▶ PROVIDED RECORDS:
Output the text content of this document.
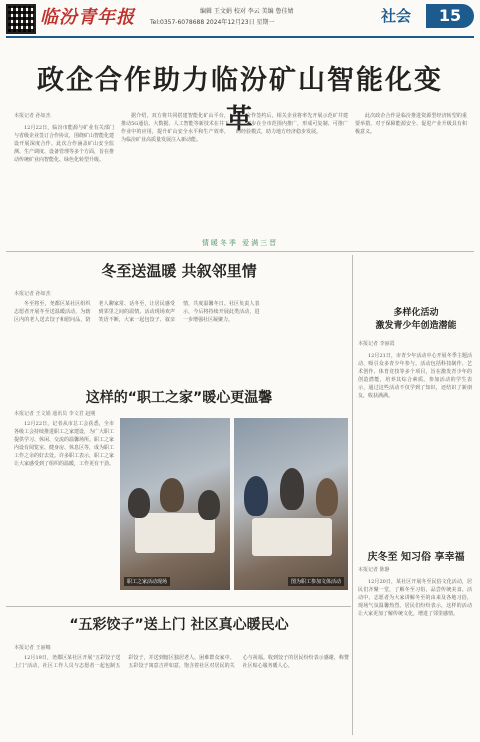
临汾青年报	编辑 王文娟 校对 李云 美编 鲁佳婧
Tel:0357-6078688 2024年12月23日 星期一	社会	15
政企合作助力临汾矿山智能化变革
本报记者 孙如杰

12月22日，临汾市能源与矿业有关部门与省级企业签订合作协议，围绕矿山智能化建设开展深度合作。此次合作涵盖矿山安全监测、生产调度、设备管理等多个方面，旨在推动传统矿业向智能化、绿色化转型升级。

据介绍，双方将共同搭建智能化矿山平台，推动5G通信、大数据、人工智能等新技术在井下作业中的应用，提升矿山安全水平和生产效率，为临汾矿业高质量发展注入新动能。

合作签约后，相关企业将率先开展示范矿井建设，逐步在全市范围内推广，形成可复制、可推广的经验模式，助力地方经济稳步发展。

此次政企合作是临汾推进资源型经济转型的重要举措，对于保障能源安全、促进产业升级具有积极意义。

情暖冬季 爱满三晋
冬至送温暖 共叙邻里情
本报记者 孙如杰

冬至将至，尧都区某社区组织志愿者开展冬至送温暖活动，为辖区内的老人送去饺子和慰问品，陪老人聊家常、话冬至，让居民感受到邻里之间的温情。活动现场欢声笑语不断，大家一起包饺子、叙亲情，共度温馨冬日。社区负责人表示，今后将持续开展此类活动，进一步增强社区凝聚力。

这样的“职工之家”暖心更温馨
本报记者 王文娟 通讯员 李文君 赵刚

12月22日，记者从市总工会获悉，全市各级工会持续推进职工之家建设，为广大职工提供学习、休闲、交流的温馨场所。职工之家内设有阅览室、健身房、休息区等，成为职工工作之余的好去处。许多职工表示，职工之家让大家感受到了组织的温暖，工作更有干劲。

职工之家活动现场	图为职工参加文体活动
“五彩饺子”送上门 社区真心暖民心
本报记者 王丽娜

12月19日，尧都区某社区开展“五彩饺子送上门”活动，社区工作人员与志愿者一起包制五彩饺子，并送到辖区独居老人、困难群众家中。五彩饺子寓意吉祥如意，饱含着社区对居民的关心与祝福。收到饺子的居民纷纷表示感谢，称赞社区贴心服务暖人心。

多样化活动
激发青少年创造潜能
本报记者 李丽霞

12月21日，市青少年活动中心开展冬季主题活动，吸引众多青少年参与。活动包括科技制作、艺术创作、体育竞技等多个项目，旨在激发青少年的创造潜能，培养其综合素质。参加活动的学生表示，通过这些活动不仅学到了知识，还结识了新朋友，收获满满。

庆冬至 知习俗 享幸福
本报记者 陈静

12月20日，某社区开展冬至民俗文化活动，居民们齐聚一堂，了解冬至习俗，品尝传统美食。活动中，志愿者为大家讲解冬至的由来及各地习俗，现场气氛温馨热烈。居民们纷纷表示，这样的活动让大家更加了解传统文化，增进了邻里感情。
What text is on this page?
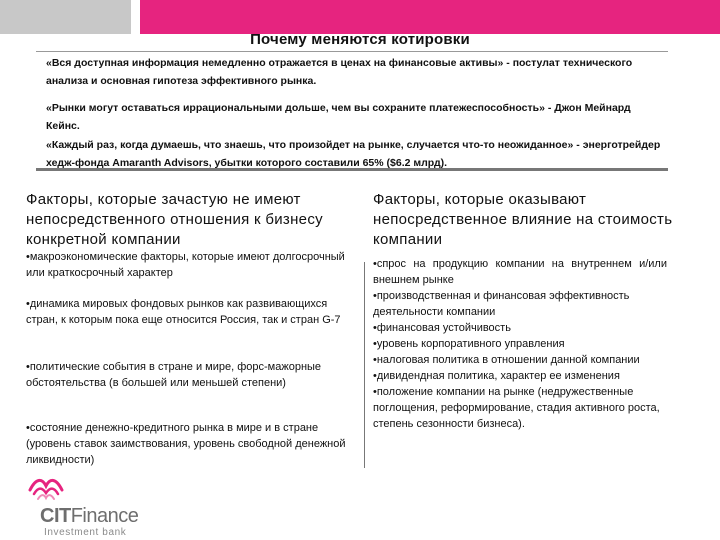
Почему меняются котировки
«Вся доступная информация немедленно отражается в ценах на финансовые активы» - постулат технического анализа и основная гипотеза эффективного рынка.
«Рынки могут оставаться иррациональными дольше, чем вы сохраните платежеспособность» - Джон Мейнард Кейнс.
«Каждый раз, когда думаешь, что знаешь, что произойдет на рынке, случается что-то неожиданное» - энерготрейдер хедж-фонда Amaranth Advisors, убытки которого составили 65% ($6.2 млрд).
Факторы, которые зачастую не имеют непосредственного отношения к бизнесу конкретной компании
Факторы, которые оказывают непосредственное влияние на стоимость компании
•макроэкономические факторы, которые имеют долгосрочный или краткосрочный характер
•динамика мировых фондовых рынков как развивающихся стран, к которым пока еще относится Россия, так и стран G-7
•политические события в стране и мире, форс-мажорные обстоятельства (в большей или меньшей степени)
•состояние денежно-кредитного рынка в мире и в стране (уровень ставок заимствования, уровень свободной денежной ликвидности)
•спрос на продукцию компании на внутреннем и/или внешнем рынке
•производственная и финансовая эффективность деятельности компании
•финансовая устойчивость
•уровень корпоративного управления
•налоговая политика в отношении данной компании
•дивидендная политика, характер ее изменения
•положение компании на рынке (недружественные поглощения, реформирование, стадия активного роста, степень сезонности бизнеса).
CITFinance
Investment bank
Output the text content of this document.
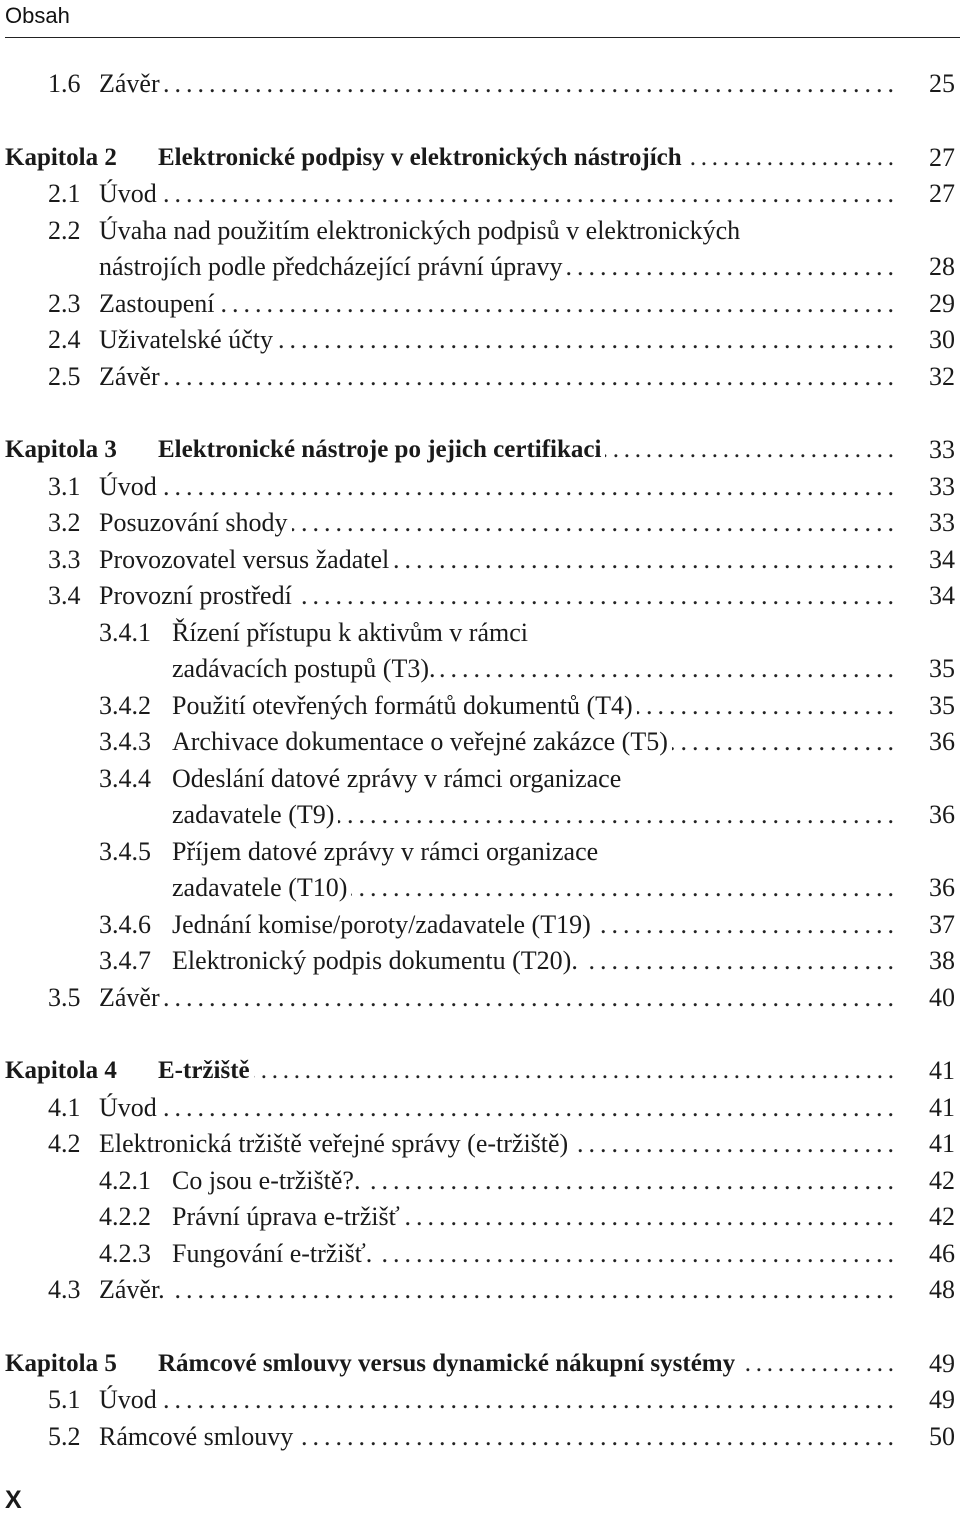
Obsah
1.6 Závěr . . .	25
Kapitola 2 Elektronické podpisy v elektronických nástrojích . . .	27
2.1 Úvod . . .	27
2.2 Úvaha nad použitím elektronických podpisů v elektronických
nástrojích podle předcházející právní úpravy . . .	28
2.3 Zastoupení . . .	29
2.4 Uživatelské účty . . .	30
2.5 Závěr . . .	32
Kapitola 3 Elektronické nástroje po jejich certifikaci . . .	33
3.1 Úvod . . .	33
3.2 Posuzování shody . . .	33
3.3 Provozovatel versus žadatel . . .	34
3.4 Provozní prostředí . . .	34
3.4.1 Řízení přístupu k aktivům v rámci
zadávacích postupů (T3). . . .	35
3.4.2 Použití otevřených formátů dokumentů (T4) . . .	35
3.4.3 Archivace dokumentace o veřejné zakázce (T5) . . .	36
3.4.4 Odeslání datové zprávy v rámci organizace
zadavatele (T9) . . .	36
3.4.5 Příjem datové zprávy v rámci organizace
zadavatele (T10) . . .	36
3.4.6 Jednání komise/poroty/zadavatele (T19) . . .	37
3.4.7 Elektronický podpis dokumentu (T20). . . .	38
3.5 Závěr . . .	40
Kapitola 4 E-tržiště . . .	41
4.1 Úvod . . .	41
4.2 Elektronická tržiště veřejné správy (e-tržiště) . . .	41
4.2.1 Co jsou e-tržiště?. . . .	42
4.2.2 Právní úprava e-tržišť . . .	42
4.2.3 Fungování e-tržišť. . . .	46
4.3 Závěr. . . .	48
Kapitola 5 Rámcové smlouvy versus dynamické nákupní systémy . . .	49
5.1 Úvod . . .	49
5.2 Rámcové smlouvy . . .	50
X
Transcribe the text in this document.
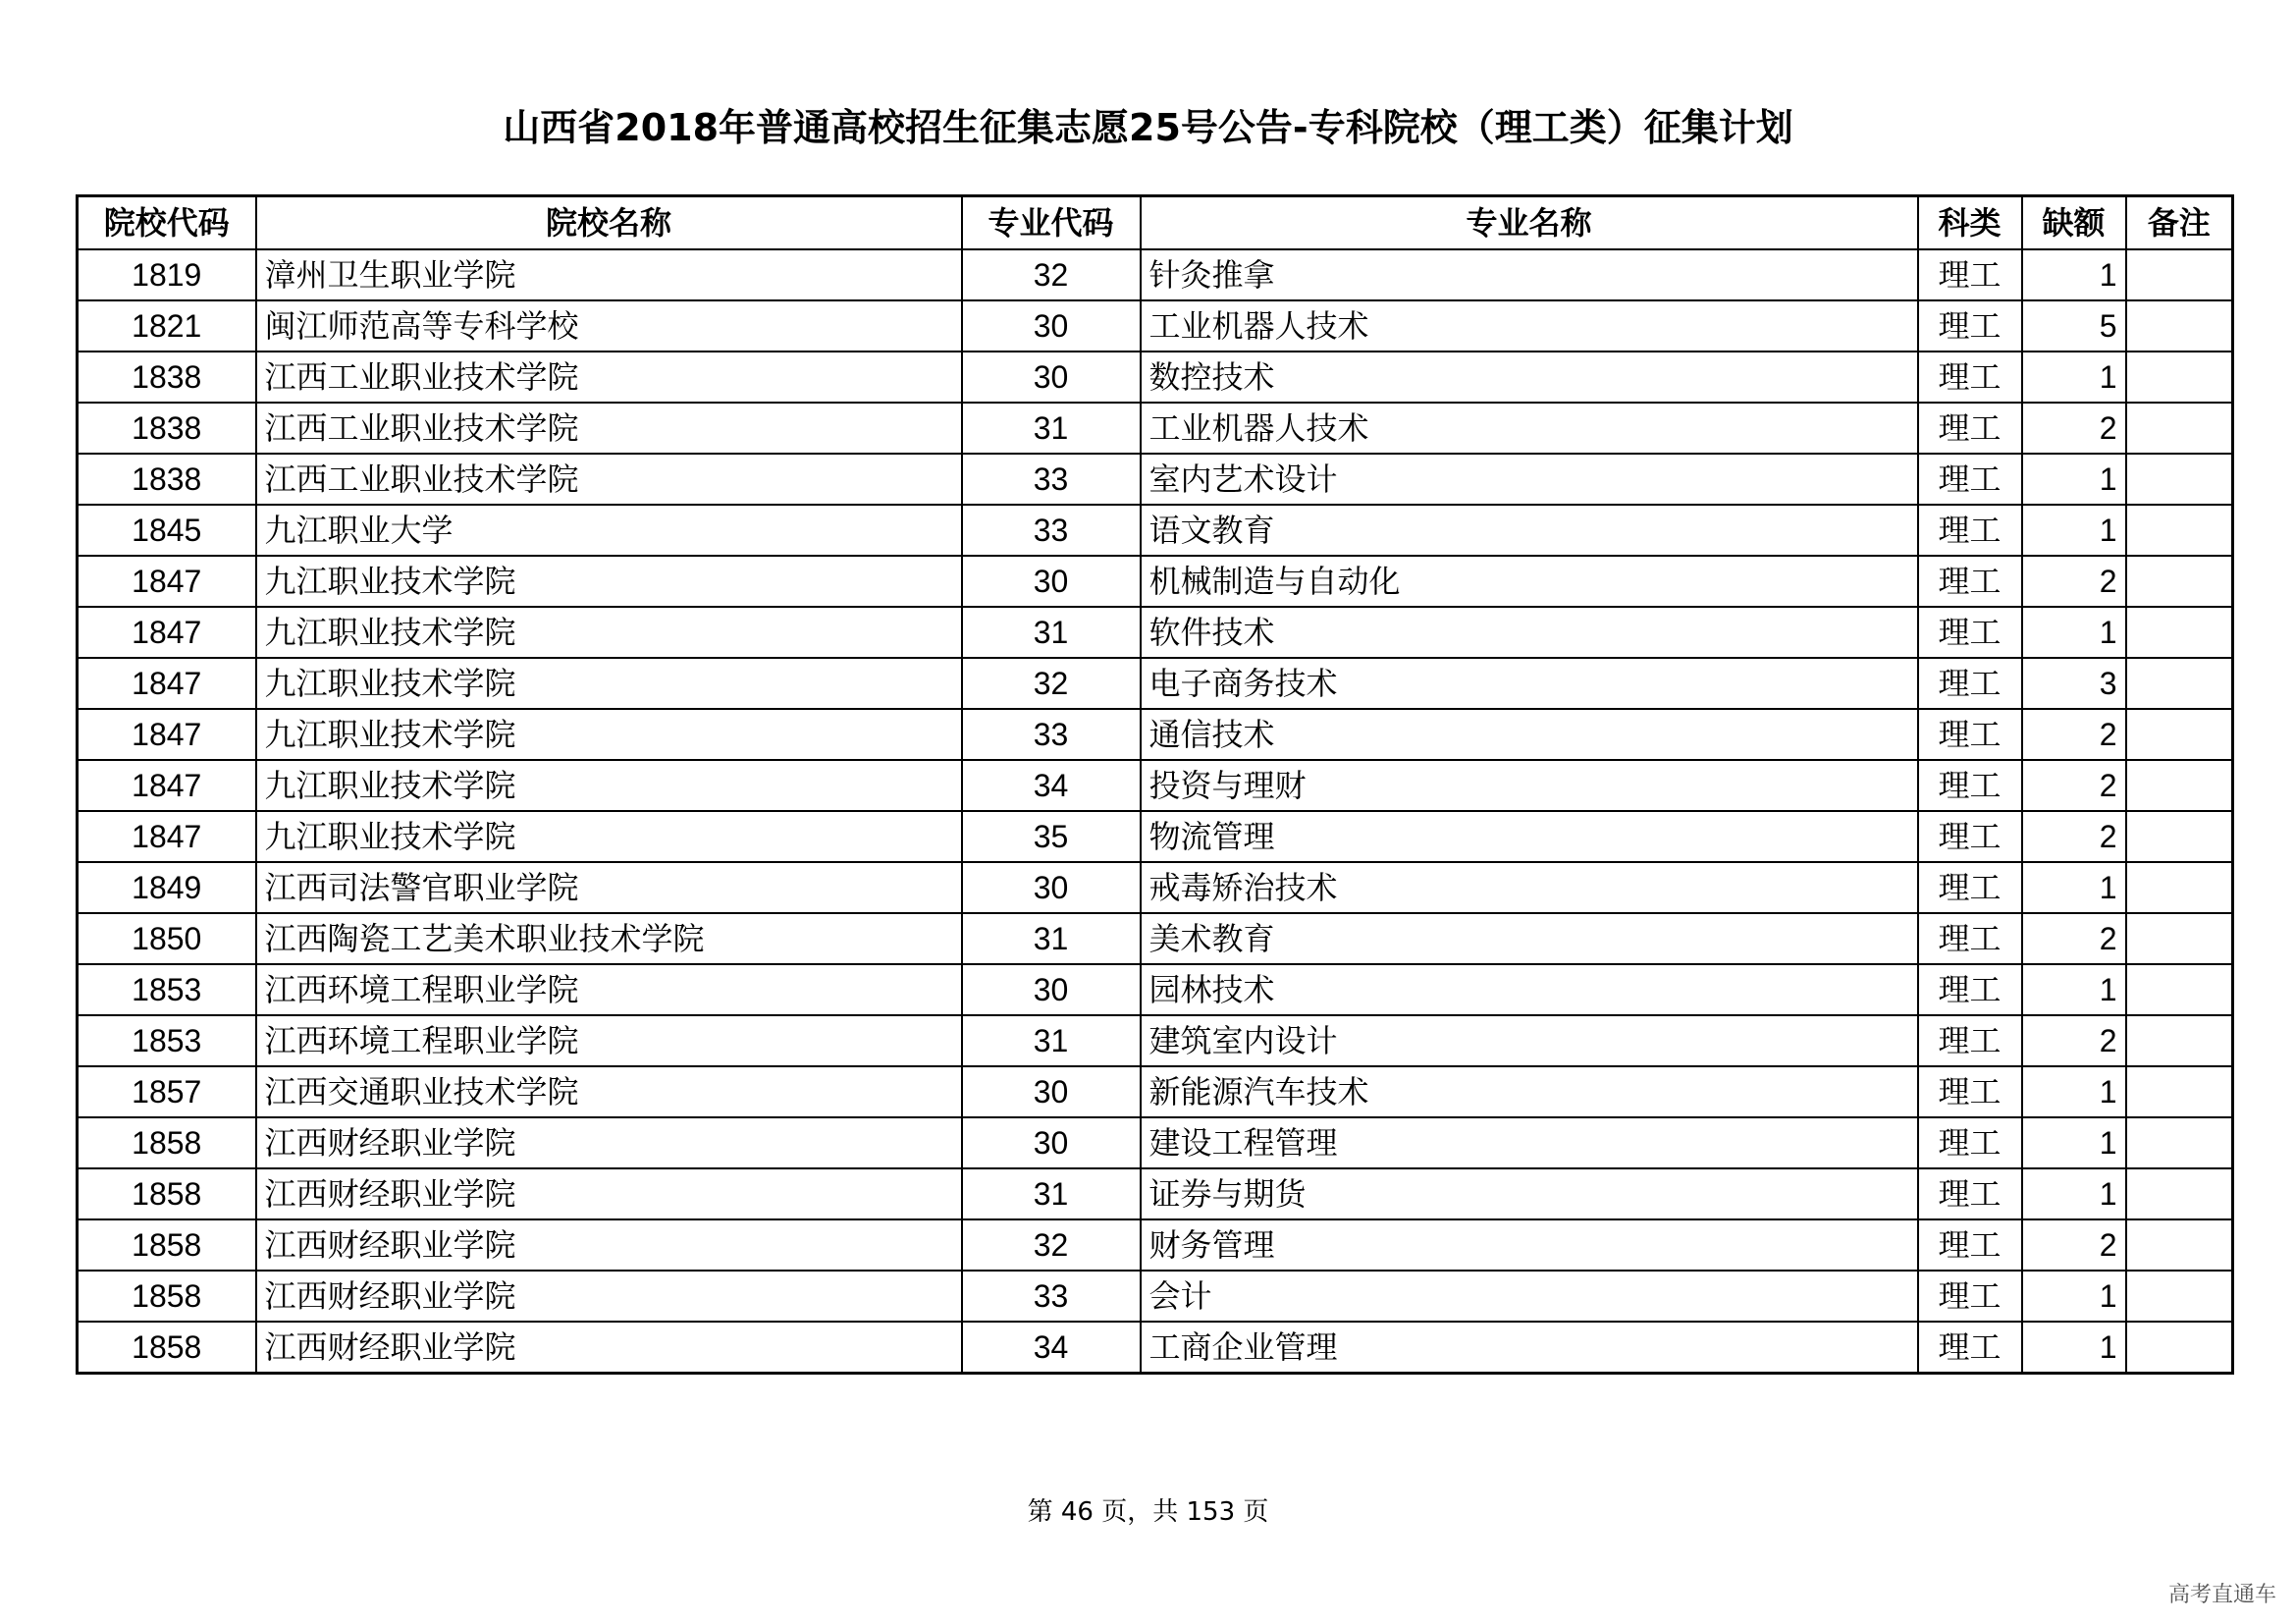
山西省2018年普通高校招生征集志愿25号公告-专科院校（理工类）征集计划
院校代码	院校名称	专业代码	专业名称	科类	缺额	备注
1819	漳州卫生职业学院	32	针灸推拿	理工	1	
1821	闽江师范高等专科学校	30	工业机器人技术	理工	5	
1838	江西工业职业技术学院	30	数控技术	理工	1	
1838	江西工业职业技术学院	31	工业机器人技术	理工	2	
1838	江西工业职业技术学院	33	室内艺术设计	理工	1	
1845	九江职业大学	33	语文教育	理工	1	
1847	九江职业技术学院	30	机械制造与自动化	理工	2	
1847	九江职业技术学院	31	软件技术	理工	1	
1847	九江职业技术学院	32	电子商务技术	理工	3	
1847	九江职业技术学院	33	通信技术	理工	2	
1847	九江职业技术学院	34	投资与理财	理工	2	
1847	九江职业技术学院	35	物流管理	理工	2	
1849	江西司法警官职业学院	30	戒毒矫治技术	理工	1	
1850	江西陶瓷工艺美术职业技术学院	31	美术教育	理工	2	
1853	江西环境工程职业学院	30	园林技术	理工	1	
1853	江西环境工程职业学院	31	建筑室内设计	理工	2	
1857	江西交通职业技术学院	30	新能源汽车技术	理工	1	
1858	江西财经职业学院	30	建设工程管理	理工	1	
1858	江西财经职业学院	31	证券与期货	理工	1	
1858	江西财经职业学院	32	财务管理	理工	2	
1858	江西财经职业学院	33	会计	理工	1	
1858	江西财经职业学院	34	工商企业管理	理工	1	
第 46 页，共 153 页
高考直通车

▶ THE PROBLEM:
Copy each line of the listing that holds the word "江西环境工程职业学院".

▶ WORKED ANSWER:
1853	江西环境工程职业学院	30	园林技术	理工	1	
1853	江西环境工程职业学院	31	建筑室内设计	理工	2	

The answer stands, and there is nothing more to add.